— Work to be completed —
Could you set down every record exactly as it appears?

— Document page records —
++++

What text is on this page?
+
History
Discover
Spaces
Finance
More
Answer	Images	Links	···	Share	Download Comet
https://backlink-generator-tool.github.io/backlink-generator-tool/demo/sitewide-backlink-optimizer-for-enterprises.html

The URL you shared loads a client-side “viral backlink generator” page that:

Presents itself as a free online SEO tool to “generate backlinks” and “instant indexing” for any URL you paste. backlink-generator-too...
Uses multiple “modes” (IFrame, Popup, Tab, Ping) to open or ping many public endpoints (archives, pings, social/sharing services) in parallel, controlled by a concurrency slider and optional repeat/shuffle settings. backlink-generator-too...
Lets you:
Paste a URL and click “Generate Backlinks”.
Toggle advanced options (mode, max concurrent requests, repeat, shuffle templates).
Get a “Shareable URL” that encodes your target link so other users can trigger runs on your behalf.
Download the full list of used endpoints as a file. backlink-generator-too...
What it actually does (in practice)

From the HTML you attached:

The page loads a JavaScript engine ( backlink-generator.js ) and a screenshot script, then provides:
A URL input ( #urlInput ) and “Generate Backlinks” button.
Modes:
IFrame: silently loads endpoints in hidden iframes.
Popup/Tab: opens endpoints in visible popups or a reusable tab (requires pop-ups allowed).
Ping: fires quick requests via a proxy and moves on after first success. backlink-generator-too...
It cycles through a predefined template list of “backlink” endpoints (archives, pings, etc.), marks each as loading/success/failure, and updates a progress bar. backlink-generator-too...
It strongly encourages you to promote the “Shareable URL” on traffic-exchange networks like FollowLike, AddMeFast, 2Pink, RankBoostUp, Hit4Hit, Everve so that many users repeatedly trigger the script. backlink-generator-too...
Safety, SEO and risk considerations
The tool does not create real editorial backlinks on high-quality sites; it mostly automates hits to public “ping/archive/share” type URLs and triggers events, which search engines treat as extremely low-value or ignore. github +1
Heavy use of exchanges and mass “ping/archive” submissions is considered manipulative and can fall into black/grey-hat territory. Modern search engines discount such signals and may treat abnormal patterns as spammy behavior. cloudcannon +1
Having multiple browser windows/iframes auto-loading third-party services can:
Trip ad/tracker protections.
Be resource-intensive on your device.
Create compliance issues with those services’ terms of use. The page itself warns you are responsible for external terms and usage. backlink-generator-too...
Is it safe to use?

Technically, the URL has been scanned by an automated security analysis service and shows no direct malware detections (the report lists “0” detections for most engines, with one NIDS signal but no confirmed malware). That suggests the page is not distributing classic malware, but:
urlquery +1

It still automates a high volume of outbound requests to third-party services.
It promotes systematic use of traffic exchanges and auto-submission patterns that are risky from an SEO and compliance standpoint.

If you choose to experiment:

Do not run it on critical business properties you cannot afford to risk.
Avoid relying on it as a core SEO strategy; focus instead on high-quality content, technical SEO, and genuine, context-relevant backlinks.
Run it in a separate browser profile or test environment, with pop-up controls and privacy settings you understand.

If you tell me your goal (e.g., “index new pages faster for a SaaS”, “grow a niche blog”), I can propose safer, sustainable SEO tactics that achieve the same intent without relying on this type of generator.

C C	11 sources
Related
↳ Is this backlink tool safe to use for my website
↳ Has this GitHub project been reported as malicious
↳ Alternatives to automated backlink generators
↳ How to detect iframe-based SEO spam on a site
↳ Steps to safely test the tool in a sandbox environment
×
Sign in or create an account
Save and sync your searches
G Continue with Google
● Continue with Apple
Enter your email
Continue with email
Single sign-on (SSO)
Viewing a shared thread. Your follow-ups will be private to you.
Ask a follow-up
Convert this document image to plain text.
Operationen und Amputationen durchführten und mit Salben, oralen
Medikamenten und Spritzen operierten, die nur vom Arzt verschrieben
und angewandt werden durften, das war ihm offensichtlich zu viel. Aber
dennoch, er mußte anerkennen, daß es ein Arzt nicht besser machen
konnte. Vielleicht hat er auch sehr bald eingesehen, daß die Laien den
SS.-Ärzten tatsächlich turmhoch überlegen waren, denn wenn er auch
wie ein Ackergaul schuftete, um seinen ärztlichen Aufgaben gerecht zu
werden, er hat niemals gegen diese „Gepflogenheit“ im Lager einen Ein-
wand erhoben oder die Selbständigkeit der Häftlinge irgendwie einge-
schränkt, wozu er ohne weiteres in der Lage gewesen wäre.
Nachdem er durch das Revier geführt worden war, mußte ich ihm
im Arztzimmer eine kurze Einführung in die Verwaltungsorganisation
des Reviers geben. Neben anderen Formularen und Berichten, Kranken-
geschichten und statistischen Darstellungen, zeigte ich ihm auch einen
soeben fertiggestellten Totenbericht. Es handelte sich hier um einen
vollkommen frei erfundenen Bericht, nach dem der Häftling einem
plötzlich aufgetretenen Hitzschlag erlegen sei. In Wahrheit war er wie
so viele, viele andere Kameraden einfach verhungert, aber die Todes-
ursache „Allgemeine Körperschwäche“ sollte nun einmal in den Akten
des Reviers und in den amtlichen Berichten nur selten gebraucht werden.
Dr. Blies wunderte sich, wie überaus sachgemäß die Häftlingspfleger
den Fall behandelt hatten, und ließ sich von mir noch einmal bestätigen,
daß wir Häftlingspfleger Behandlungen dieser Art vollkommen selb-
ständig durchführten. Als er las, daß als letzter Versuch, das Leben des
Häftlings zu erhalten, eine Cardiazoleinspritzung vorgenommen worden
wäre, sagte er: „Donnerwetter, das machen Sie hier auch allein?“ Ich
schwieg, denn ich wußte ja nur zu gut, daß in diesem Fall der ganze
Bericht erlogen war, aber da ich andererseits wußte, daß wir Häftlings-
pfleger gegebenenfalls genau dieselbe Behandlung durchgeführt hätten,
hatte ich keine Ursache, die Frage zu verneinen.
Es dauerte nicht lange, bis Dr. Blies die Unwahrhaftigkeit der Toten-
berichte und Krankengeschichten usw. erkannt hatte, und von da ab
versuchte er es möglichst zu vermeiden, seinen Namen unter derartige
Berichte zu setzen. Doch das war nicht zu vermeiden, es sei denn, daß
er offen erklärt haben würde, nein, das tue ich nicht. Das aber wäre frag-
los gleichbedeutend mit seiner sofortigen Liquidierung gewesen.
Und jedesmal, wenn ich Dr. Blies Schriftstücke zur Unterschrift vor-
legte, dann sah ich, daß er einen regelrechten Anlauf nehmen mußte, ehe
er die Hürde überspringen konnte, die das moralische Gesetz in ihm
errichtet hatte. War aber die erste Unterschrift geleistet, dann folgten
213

++++

— Exercise response —
What text is on this page?
+
History
Discover
Spaces
Finance
More
Answer	Images	Links	···	Share	Download Comet
https://backlink-generator-tool.github.io/backlink-generator-tool/demo/sitewide-backlink-optimizer-for-enterprises.html

The URL you shared loads a client-side “viral backlink generator” page that:

Presents itself as a free online SEO tool to “generate backlinks” and “instant indexing” for any URL you paste. backlink-generator-too...
Uses multiple “modes” (IFrame, Popup, Tab, Ping) to open or ping many public endpoints (archives, pings, social/sharing services) in parallel, controlled by a concurrency slider and optional repeat/shuffle settings. backlink-generator-too...
Lets you:
Paste a URL and click “Generate Backlinks”.
Toggle advanced options (mode, max concurrent requests, repeat, shuffle templates).
Get a “Shareable URL” that encodes your target link so other users can trigger runs on your behalf.
Download the full list of used endpoints as a file. backlink-generator-too...
What it actually does (in practice)

From the HTML you attached:

The page loads a JavaScript engine ( backlink-generator.js ) and a screenshot script, then provides:
A URL input ( #urlInput ) and “Generate Backlinks” button.
Modes:
IFrame: silently loads endpoints in hidden iframes.
Popup/Tab: opens endpoints in visible popups or a reusable tab (requires pop-ups allowed).
Ping: fires quick requests via a proxy and moves on after first success. backlink-generator-too...
It cycles through a predefined template list of “backlink” endpoints (archives, pings, etc.), marks each as loading/success/failure, and updates a progress bar. backlink-generator-too...
It strongly encourages you to promote the “Shareable URL” on traffic-exchange networks like FollowLike, AddMeFast, 2Pink, RankBoostUp, Hit4Hit, Everve so that many users repeatedly trigger the script. backlink-generator-too...
Safety, SEO and risk considerations
The tool does not create real editorial backlinks on high-quality sites; it mostly automates hits to public “ping/archive/share” type URLs and triggers events, which search engines treat as extremely low-value or ignore. github +1
Heavy use of exchanges and mass “ping/archive” submissions is considered manipulative and can fall into black/grey-hat territory. Modern search engines discount such signals and may treat abnormal patterns as spammy behavior. cloudcannon +1
Having multiple browser windows/iframes auto-loading third-party services can:
Trip ad/tracker protections.
Be resource-intensive on your device.
Create compliance issues with those services’ terms of use. The page itself warns you are responsible for external terms and usage. backlink-generator-too...
Is it safe to use?

Technically, the URL has been scanned by an automated security analysis service and shows no direct malware detections (the report lists “0” detections for most engines, with one NIDS signal but no confirmed malware). That suggests the page is not distributing classic malware, but:
urlquery +1

It still automates a high volume of outbound requests to third-party services.
It promotes systematic use of traffic exchanges and auto-submission patterns that are risky from an SEO and compliance standpoint.

If you choose to experiment:

Do not run it on critical business properties you cannot afford to risk.
Avoid relying on it as a core SEO strategy; focus instead on high-quality content, technical SEO, and genuine, context-relevant backlinks.
Run it in a separate browser profile or test environment, with pop-up controls and privacy settings you understand.

If you tell me your goal (e.g., “index new pages faster for a SaaS”, “grow a niche blog”), I can propose safer, sustainable SEO tactics that achieve the same intent without relying on this type of generator.

C C	11 sources
Related
↳ Is this backlink tool safe to use for my website
↳ Has this GitHub project been reported as malicious
↳ Alternatives to automated backlink generators
↳ How to detect iframe-based SEO spam on a site
↳ Steps to safely test the tool in a sandbox environment
×
Sign in or create an account
Save and sync your searches
G Continue with Google
● Continue with Apple
Enter your email
Continue with email
Single sign-on (SSO)
Viewing a shared thread. Your follow-ups will be private to you.
Ask a follow-up
Convert this document image to plain text.
Operationen und Amputationen durchführten und mit Salben, oralen
Medikamenten und Spritzen operierten, die nur vom Arzt verschrieben
und angewandt werden durften, das war ihm offensichtlich zu viel. Aber
dennoch, er mußte anerkennen, daß es ein Arzt nicht besser machen
konnte. Vielleicht hat er auch sehr bald eingesehen, daß die Laien den
SS.-Ärzten tatsächlich turmhoch überlegen waren, denn wenn er auch
wie ein Ackergaul schuftete, um seinen ärztlichen Aufgaben gerecht zu
werden, er hat niemals gegen diese „Gepflogenheit“ im Lager einen Ein-
wand erhoben oder die Selbständigkeit der Häftlinge irgendwie einge-
schränkt, wozu er ohne weiteres in der Lage gewesen wäre.
Nachdem er durch das Revier geführt worden war, mußte ich ihm
im Arztzimmer eine kurze Einführung in die Verwaltungsorganisation
des Reviers geben. Neben anderen Formularen und Berichten, Kranken-
geschichten und statistischen Darstellungen, zeigte ich ihm auch einen
soeben fertiggestellten Totenbericht. Es handelte sich hier um einen
vollkommen frei erfundenen Bericht, nach dem der Häftling einem
plötzlich aufgetretenen Hitzschlag erlegen sei. In Wahrheit war er wie
so viele, viele andere Kameraden einfach verhungert, aber die Todes-
ursache „Allgemeine Körperschwäche“ sollte nun einmal in den Akten
des Reviers und in den amtlichen Berichten nur selten gebraucht werden.
Dr. Blies wunderte sich, wie überaus sachgemäß die Häftlingspfleger
den Fall behandelt hatten, und ließ sich von mir noch einmal bestätigen,
daß wir Häftlingspfleger Behandlungen dieser Art vollkommen selb-
ständig durchführten. Als er las, daß als letzter Versuch, das Leben des
Häftlings zu erhalten, eine Cardiazoleinspritzung vorgenommen worden
wäre, sagte er: „Donnerwetter, das machen Sie hier auch allein?“ Ich
schwieg, denn ich wußte ja nur zu gut, daß in diesem Fall der ganze
Bericht erlogen war, aber da ich andererseits wußte, daß wir Häftlings-
pfleger gegebenenfalls genau dieselbe Behandlung durchgeführt hätten,
hatte ich keine Ursache, die Frage zu verneinen.
Es dauerte nicht lange, bis Dr. Blies die Unwahrhaftigkeit der Toten-
berichte und Krankengeschichten usw. erkannt hatte, und von da ab
versuchte er es möglichst zu vermeiden, seinen Namen unter derartige
Berichte zu setzen. Doch das war nicht zu vermeiden, es sei denn, daß
er offen erklärt haben würde, nein, das tue ich nicht. Das aber wäre frag-
los gleichbedeutend mit seiner sofortigen Liquidierung gewesen.
Und jedesmal, wenn ich Dr. Blies Schriftstücke zur Unterschrift vor-
legte, dann sah ich, daß er einen regelrechten Anlauf nehmen mußte, ehe
er die Hürde überspringen konnte, die das moralische Gesetz in ihm
errichtet hatte. War aber die erste Unterschrift geleistet, dann folgten
213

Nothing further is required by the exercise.